#### [WHAT IS EXPECTED]
Retype, without changes, every line from the line that contains "Decode this image" through the final line of the records. Exclude pictures.

══════════════════════════════

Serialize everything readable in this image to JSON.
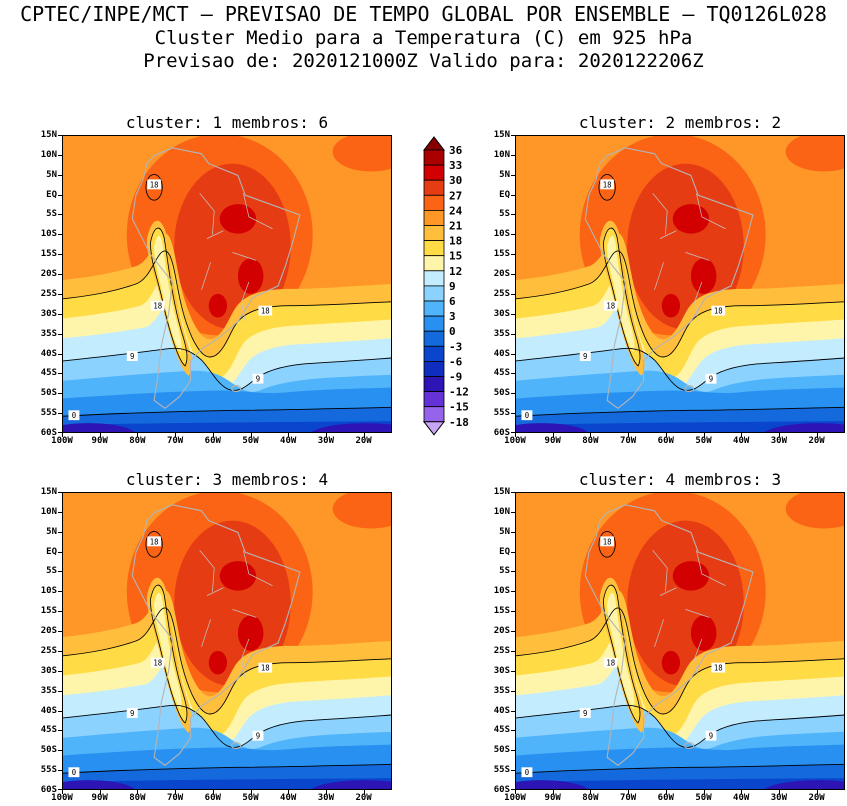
{
  "header": {
    "line1": "CPTEC/INPE/MCT — PREVISAO DE TEMPO GLOBAL POR ENSEMBLE — TQ0126L028",
    "line2": "Cluster Medio para a Temperatura (C) em 925 hPa",
    "line3": "Previsao de: 2020121000Z   Valido para: 2020122206Z"
  },
  "panels": [
    {
      "title": "cluster: 1   membros: 6"
    },
    {
      "title": "cluster: 2   membros: 2"
    },
    {
      "title": "cluster: 3   membros: 4"
    },
    {
      "title": "cluster: 4   membros: 3"
    }
  ],
  "axes": {
    "lat_labels": [
      "15N",
      "10N",
      "5N",
      "EQ",
      "5S",
      "10S",
      "15S",
      "20S",
      "25S",
      "30S",
      "35S",
      "40S",
      "45S",
      "50S",
      "55S",
      "60S"
    ],
    "lon_labels": [
      "100W",
      "90W",
      "80W",
      "70W",
      "60W",
      "50W",
      "40W",
      "30W",
      "20W"
    ]
  },
  "colorbar": {
    "levels": [
      36,
      33,
      30,
      27,
      24,
      21,
      18,
      15,
      12,
      9,
      6,
      3,
      0,
      -3,
      -6,
      -9,
      -12,
      -15,
      -18
    ],
    "colors": [
      "#870000",
      "#aa0000",
      "#d20000",
      "#e63c14",
      "#fa6414",
      "#ff9628",
      "#ffbe3c",
      "#ffdc46",
      "#fff5aa",
      "#c3ecff",
      "#8cd2ff",
      "#50b4fa",
      "#2890f0",
      "#1469dc",
      "#0a46cd",
      "#0f2dbe",
      "#2d14b4",
      "#6432d7",
      "#9664eb",
      "#c8a5f5"
    ]
  },
  "map_labels": {
    "l18": "18",
    "l9": "9",
    "l0": "0"
  },
  "map_colors": {
    "coastline": "#b4b4b4",
    "contour": "#000000"
  },
  "chart_data": {
    "type": "heatmap",
    "title": "Cluster Medio para a Temperatura (C) em 925 hPa",
    "suptitle": "CPTEC/INPE/MCT — PREVISAO DE TEMPO GLOBAL POR ENSEMBLE — TQ0126L028",
    "init_time": "2020121000Z",
    "valid_time": "2020122206Z",
    "variable": "Temperatura",
    "units": "C",
    "level": "925 hPa",
    "model": "TQ0126L028",
    "panels": [
      {
        "cluster": 1,
        "membros": 6
      },
      {
        "cluster": 2,
        "membros": 2
      },
      {
        "cluster": 3,
        "membros": 4
      },
      {
        "cluster": 4,
        "membros": 3
      }
    ],
    "x_ticks": [
      "100W",
      "90W",
      "80W",
      "70W",
      "60W",
      "50W",
      "40W",
      "30W",
      "20W"
    ],
    "y_ticks": [
      "15N",
      "10N",
      "5N",
      "EQ",
      "5S",
      "10S",
      "15S",
      "20S",
      "25S",
      "30S",
      "35S",
      "40S",
      "45S",
      "50S",
      "55S",
      "60S"
    ],
    "contour_levels_c": [
      -18,
      -15,
      -12,
      -9,
      -6,
      -3,
      0,
      3,
      6,
      9,
      12,
      15,
      18,
      21,
      24,
      27,
      30,
      33,
      36
    ],
    "labeled_contours_c": [
      18,
      9,
      0
    ],
    "colorbar_range": [
      -18,
      36
    ],
    "legend_position": "between-top-panels",
    "grid": false,
    "region": "South America, 100W-20W / 15N-60S"
  }
}
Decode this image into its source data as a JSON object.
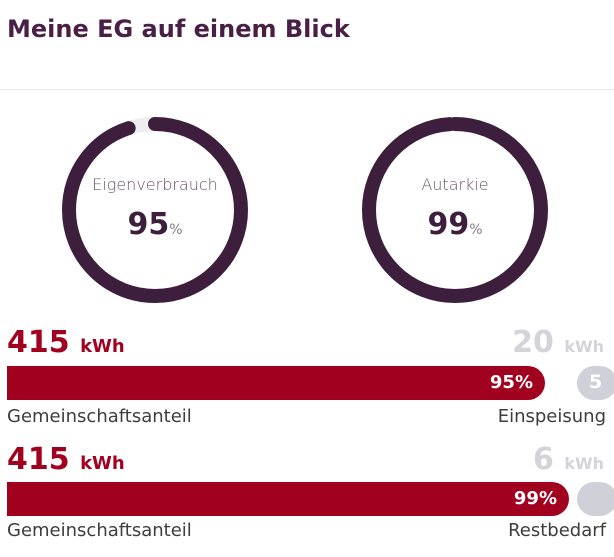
{
  "header": {
    "title": "Meine EG auf einem Blick"
  },
  "colors": {
    "ring": "#3d1f3d",
    "primary_red": "#a1001f",
    "muted_grey": "#cfd0d8"
  },
  "gauges": [
    {
      "label": "Eigenverbrauch",
      "value": "95",
      "unit": "%",
      "fraction": 0.95
    },
    {
      "label": "Autarkie",
      "value": "99",
      "unit": "%",
      "fraction": 0.99
    }
  ],
  "rows": [
    {
      "left_value": "415",
      "left_unit": "kWh",
      "right_value": "20",
      "right_unit": "kWh",
      "bar_percent_label": "95%",
      "bar_fraction": 0.95,
      "rest_label": "5",
      "left_caption": "Gemeinschaftsanteil",
      "right_caption": "Einspeisung"
    },
    {
      "left_value": "415",
      "left_unit": "kWh",
      "right_value": "6",
      "right_unit": "kWh",
      "bar_percent_label": "99%",
      "bar_fraction": 0.99,
      "rest_label": "",
      "left_caption": "Gemeinschaftsanteil",
      "right_caption": "Restbedarf"
    }
  ]
}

══════════════════════════════

#### [ANSWER TO THE TASK]
Decode this image into its source data as a JSON object.
{
  "header": {
    "title": "Meine EG auf einem Blick"
  },
  "colors": {
    "ring": "#3d1f3d",
    "primary_red": "#a1001f",
    "muted_grey": "#cfd0d8"
  },
  "gauges": [
    {
      "label": "Eigenverbrauch",
      "value": "95",
      "unit": "%",
      "fraction": 0.95
    },
    {
      "label": "Autarkie",
      "value": "99",
      "unit": "%",
      "fraction": 0.99
    }
  ],
  "rows": [
    {
      "left_value": "415",
      "left_unit": "kWh",
      "right_value": "20",
      "right_unit": "kWh",
      "bar_percent_label": "95%",
      "bar_fraction": 0.95,
      "rest_label": "5",
      "left_caption": "Gemeinschaftsanteil",
      "right_caption": "Einspeisung"
    },
    {
      "left_value": "415",
      "left_unit": "kWh",
      "right_value": "6",
      "right_unit": "kWh",
      "bar_percent_label": "99%",
      "bar_fraction": 0.99,
      "rest_label": "",
      "left_caption": "Gemeinschaftsanteil",
      "right_caption": "Restbedarf"
    }
  ]
}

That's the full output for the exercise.